[Problem description] Using the data below, copy each line that includes the word "DbDataAdapter".

(Entries from a dataset)
*****
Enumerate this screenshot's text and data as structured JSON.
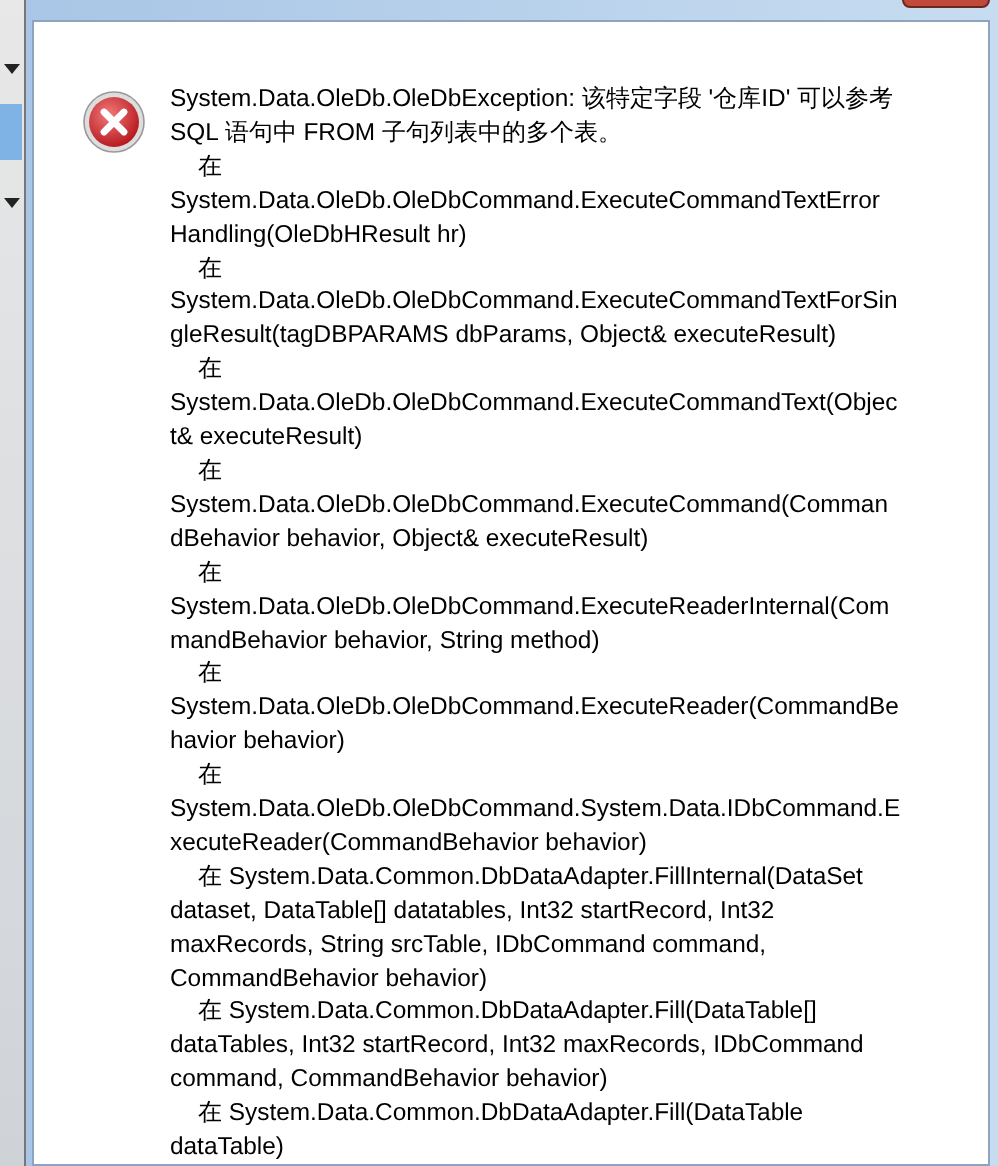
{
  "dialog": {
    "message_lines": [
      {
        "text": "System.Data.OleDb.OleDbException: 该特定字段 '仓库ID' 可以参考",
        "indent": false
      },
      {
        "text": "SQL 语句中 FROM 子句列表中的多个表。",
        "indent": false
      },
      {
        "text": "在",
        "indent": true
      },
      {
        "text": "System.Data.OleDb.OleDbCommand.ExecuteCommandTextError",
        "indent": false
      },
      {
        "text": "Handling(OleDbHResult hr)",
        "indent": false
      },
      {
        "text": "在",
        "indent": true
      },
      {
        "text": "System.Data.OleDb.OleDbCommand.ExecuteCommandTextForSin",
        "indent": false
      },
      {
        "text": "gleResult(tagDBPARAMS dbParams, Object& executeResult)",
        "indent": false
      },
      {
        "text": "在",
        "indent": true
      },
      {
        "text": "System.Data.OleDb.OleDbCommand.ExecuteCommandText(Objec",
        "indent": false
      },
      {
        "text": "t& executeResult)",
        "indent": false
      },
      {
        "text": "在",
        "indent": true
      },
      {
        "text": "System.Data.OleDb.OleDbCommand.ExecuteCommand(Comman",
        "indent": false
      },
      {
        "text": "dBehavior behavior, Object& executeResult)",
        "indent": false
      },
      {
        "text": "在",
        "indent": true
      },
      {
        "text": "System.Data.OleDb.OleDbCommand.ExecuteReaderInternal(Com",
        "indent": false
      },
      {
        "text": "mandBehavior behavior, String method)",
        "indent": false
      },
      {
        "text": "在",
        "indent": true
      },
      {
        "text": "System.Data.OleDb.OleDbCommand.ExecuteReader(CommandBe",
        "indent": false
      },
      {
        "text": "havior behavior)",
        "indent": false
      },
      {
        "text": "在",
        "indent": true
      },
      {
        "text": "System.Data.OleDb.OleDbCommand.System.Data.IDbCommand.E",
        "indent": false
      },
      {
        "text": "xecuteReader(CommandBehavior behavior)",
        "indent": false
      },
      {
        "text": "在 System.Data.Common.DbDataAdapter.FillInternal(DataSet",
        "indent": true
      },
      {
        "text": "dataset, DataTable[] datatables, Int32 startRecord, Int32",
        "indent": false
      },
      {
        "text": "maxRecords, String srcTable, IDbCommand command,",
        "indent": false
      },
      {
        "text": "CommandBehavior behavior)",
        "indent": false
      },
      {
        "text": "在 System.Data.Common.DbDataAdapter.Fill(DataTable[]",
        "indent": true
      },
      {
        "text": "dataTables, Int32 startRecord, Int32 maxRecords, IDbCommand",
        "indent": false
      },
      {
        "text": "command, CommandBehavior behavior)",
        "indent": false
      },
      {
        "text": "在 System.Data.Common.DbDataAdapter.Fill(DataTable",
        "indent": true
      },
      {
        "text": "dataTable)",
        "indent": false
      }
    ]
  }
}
*****
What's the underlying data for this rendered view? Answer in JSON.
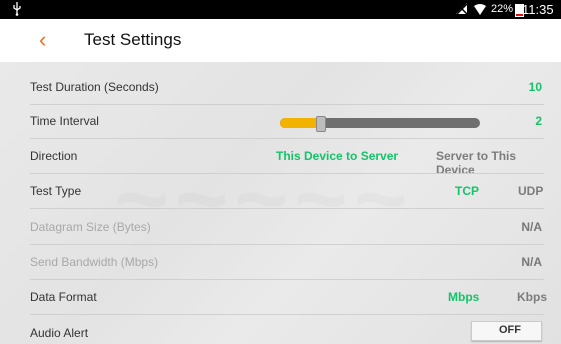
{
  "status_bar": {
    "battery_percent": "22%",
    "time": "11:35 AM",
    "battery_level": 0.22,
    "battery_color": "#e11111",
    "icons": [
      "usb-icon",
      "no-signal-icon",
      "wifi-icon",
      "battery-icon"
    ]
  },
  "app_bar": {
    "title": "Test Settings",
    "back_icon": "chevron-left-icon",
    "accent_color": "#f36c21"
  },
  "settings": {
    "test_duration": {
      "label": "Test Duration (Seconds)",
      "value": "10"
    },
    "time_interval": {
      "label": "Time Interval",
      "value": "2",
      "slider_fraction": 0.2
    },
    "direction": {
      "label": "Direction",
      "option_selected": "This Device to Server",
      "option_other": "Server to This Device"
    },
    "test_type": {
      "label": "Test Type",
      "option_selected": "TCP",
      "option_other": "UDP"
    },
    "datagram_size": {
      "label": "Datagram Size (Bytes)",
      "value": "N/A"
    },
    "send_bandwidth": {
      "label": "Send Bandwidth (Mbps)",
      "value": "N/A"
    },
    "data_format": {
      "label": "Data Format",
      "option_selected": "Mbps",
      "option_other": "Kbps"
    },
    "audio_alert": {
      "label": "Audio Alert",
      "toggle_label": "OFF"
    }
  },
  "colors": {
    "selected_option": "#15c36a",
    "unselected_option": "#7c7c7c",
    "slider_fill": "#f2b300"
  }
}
*****
[Answer to the problem]
        "text": "在 System.Data.Common.DbDataAdapter.FillInternal(DataSet",
        "text": "在 System.Data.Common.DbDataAdapter.Fill(DataTable[]",
        "text": "在 System.Data.Common.DbDataAdapter.Fill(DataTable",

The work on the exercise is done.